++++ Information shown ++++

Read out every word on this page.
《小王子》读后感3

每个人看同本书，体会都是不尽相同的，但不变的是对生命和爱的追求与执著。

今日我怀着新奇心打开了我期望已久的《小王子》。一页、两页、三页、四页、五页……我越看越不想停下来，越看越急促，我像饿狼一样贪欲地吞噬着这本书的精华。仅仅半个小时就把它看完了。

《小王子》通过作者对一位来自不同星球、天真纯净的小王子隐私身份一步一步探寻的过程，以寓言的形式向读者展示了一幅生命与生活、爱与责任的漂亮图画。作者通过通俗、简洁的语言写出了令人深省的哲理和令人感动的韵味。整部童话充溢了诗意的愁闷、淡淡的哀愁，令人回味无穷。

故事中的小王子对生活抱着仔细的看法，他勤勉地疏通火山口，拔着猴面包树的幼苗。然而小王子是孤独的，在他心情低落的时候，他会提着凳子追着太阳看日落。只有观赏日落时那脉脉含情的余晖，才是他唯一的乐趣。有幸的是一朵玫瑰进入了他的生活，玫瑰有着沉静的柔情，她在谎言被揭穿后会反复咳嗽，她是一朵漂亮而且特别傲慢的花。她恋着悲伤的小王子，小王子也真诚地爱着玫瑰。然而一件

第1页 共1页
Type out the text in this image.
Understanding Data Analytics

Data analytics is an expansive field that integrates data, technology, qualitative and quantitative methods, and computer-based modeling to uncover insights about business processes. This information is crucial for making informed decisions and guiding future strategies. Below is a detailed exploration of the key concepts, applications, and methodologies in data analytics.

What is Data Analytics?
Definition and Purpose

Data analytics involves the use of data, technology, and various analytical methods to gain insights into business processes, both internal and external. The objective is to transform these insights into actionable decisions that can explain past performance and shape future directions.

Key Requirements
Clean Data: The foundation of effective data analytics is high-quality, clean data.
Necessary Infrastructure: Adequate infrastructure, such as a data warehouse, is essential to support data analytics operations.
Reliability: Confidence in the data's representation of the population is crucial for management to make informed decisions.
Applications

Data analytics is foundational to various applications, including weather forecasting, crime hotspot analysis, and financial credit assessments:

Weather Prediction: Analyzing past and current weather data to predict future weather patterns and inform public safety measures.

++++

Write out all records exactly, keeping every detail.

### Solution for this exercise
Read out every word on this page.
《小王子》读后感3

每个人看同本书，体会都是不尽相同的，但不变的是对生命和爱的追求与执著。

今日我怀着新奇心打开了我期望已久的《小王子》。一页、两页、三页、四页、五页……我越看越不想停下来，越看越急促，我像饿狼一样贪欲地吞噬着这本书的精华。仅仅半个小时就把它看完了。

《小王子》通过作者对一位来自不同星球、天真纯净的小王子隐私身份一步一步探寻的过程，以寓言的形式向读者展示了一幅生命与生活、爱与责任的漂亮图画。作者通过通俗、简洁的语言写出了令人深省的哲理和令人感动的韵味。整部童话充溢了诗意的愁闷、淡淡的哀愁，令人回味无穷。

故事中的小王子对生活抱着仔细的看法，他勤勉地疏通火山口，拔着猴面包树的幼苗。然而小王子是孤独的，在他心情低落的时候，他会提着凳子追着太阳看日落。只有观赏日落时那脉脉含情的余晖，才是他唯一的乐趣。有幸的是一朵玫瑰进入了他的生活，玫瑰有着沉静的柔情，她在谎言被揭穿后会反复咳嗽，她是一朵漂亮而且特别傲慢的花。她恋着悲伤的小王子，小王子也真诚地爱着玫瑰。然而一件

第1页 共1页
Type out the text in this image.
Understanding Data Analytics

Data analytics is an expansive field that integrates data, technology, qualitative and quantitative methods, and computer-based modeling to uncover insights about business processes. This information is crucial for making informed decisions and guiding future strategies. Below is a detailed exploration of the key concepts, applications, and methodologies in data analytics.

What is Data Analytics?
Definition and Purpose

Data analytics involves the use of data, technology, and various analytical methods to gain insights into business processes, both internal and external. The objective is to transform these insights into actionable decisions that can explain past performance and shape future directions.

Key Requirements
Clean Data: The foundation of effective data analytics is high-quality, clean data.
Necessary Infrastructure: Adequate infrastructure, such as a data warehouse, is essential to support data analytics operations.
Reliability: Confidence in the data's representation of the population is crucial for management to make informed decisions.
Applications

Data analytics is foundational to various applications, including weather forecasting, crime hotspot analysis, and financial credit assessments:

Weather Prediction: Analyzing past and current weather data to predict future weather patterns and inform public safety measures.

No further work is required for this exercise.